Whenever a line contains the string "name", copy it out of the entries.

Data entries:
START

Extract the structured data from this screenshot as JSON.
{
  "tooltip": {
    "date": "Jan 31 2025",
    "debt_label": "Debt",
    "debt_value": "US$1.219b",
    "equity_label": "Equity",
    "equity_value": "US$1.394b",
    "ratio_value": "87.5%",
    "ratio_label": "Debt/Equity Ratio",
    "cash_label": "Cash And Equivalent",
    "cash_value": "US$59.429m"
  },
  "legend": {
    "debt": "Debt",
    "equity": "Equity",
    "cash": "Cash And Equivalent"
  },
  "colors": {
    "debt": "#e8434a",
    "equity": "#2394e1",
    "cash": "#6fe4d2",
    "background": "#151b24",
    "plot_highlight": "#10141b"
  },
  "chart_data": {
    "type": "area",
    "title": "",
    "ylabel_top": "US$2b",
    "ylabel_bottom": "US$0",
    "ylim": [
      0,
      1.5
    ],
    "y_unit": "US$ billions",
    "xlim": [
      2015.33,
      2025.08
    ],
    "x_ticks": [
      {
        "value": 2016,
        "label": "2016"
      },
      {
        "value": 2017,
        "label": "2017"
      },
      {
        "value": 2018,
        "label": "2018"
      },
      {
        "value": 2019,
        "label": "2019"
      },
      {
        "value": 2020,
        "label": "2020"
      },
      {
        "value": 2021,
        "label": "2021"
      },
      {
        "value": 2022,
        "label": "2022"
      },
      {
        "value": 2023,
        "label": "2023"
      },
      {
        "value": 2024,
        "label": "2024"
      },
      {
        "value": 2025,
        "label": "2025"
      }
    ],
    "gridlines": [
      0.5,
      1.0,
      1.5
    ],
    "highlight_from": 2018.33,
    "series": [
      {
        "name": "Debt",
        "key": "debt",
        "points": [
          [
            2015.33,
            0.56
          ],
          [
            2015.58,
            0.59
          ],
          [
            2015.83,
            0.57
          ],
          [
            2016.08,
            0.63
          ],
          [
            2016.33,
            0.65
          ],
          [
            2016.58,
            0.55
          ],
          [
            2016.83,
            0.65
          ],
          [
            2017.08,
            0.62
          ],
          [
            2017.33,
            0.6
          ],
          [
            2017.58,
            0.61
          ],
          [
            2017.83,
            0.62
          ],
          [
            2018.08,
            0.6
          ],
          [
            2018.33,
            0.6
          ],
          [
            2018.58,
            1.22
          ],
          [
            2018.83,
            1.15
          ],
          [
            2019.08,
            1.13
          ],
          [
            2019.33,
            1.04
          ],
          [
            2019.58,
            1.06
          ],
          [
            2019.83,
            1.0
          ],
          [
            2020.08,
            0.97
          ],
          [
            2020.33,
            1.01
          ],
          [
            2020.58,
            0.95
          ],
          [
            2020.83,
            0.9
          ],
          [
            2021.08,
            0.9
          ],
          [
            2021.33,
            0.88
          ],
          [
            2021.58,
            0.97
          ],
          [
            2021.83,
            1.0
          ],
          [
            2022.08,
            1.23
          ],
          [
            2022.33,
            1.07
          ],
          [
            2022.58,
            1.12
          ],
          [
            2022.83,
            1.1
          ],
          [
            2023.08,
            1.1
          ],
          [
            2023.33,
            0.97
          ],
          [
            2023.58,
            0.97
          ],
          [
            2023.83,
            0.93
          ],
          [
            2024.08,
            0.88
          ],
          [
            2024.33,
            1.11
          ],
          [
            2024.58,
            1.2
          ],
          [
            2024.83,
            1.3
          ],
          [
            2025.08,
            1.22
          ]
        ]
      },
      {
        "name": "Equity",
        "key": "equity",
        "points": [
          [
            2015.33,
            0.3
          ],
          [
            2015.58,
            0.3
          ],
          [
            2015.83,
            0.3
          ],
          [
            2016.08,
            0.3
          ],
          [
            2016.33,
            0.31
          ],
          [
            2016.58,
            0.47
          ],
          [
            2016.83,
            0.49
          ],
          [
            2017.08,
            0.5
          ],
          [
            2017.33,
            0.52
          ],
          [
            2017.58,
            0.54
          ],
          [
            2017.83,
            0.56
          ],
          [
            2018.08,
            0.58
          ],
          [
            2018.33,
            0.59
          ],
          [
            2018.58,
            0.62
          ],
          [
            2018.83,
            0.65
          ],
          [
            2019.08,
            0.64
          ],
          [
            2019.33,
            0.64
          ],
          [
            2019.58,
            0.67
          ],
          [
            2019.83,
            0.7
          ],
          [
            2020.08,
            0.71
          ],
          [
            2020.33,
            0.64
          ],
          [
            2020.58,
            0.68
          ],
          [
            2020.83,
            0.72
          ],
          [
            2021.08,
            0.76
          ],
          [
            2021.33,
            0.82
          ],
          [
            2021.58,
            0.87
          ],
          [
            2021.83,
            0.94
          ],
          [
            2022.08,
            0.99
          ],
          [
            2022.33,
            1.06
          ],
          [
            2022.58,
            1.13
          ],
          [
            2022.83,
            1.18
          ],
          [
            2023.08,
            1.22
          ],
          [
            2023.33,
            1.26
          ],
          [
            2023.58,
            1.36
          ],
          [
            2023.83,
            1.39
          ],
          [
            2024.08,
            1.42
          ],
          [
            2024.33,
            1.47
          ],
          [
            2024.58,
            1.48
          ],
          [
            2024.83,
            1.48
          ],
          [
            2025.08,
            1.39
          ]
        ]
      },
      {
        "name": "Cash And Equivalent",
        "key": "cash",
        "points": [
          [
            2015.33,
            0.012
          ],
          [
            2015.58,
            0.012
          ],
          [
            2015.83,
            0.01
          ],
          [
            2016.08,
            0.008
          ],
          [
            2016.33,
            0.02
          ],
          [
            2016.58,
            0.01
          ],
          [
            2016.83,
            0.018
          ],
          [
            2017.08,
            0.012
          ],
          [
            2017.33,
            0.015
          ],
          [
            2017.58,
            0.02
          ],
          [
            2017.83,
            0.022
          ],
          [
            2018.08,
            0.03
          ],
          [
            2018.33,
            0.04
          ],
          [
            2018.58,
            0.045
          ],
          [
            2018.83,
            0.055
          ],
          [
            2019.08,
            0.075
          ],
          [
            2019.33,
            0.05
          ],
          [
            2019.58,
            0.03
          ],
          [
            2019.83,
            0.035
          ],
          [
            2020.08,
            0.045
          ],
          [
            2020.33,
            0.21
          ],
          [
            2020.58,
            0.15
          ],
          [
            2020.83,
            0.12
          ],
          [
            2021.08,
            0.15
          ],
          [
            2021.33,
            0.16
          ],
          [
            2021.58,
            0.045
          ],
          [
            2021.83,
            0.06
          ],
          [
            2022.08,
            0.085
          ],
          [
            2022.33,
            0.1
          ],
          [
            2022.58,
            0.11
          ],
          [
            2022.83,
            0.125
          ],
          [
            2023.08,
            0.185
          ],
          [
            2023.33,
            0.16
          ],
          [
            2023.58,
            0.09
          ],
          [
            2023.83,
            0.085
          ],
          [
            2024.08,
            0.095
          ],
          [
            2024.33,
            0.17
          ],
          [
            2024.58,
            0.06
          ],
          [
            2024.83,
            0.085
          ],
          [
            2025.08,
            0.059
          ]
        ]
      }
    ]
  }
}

END

Problem solution:
        "name": "Debt",
        "name": "Equity",
        "name": "Cash And Equivalent",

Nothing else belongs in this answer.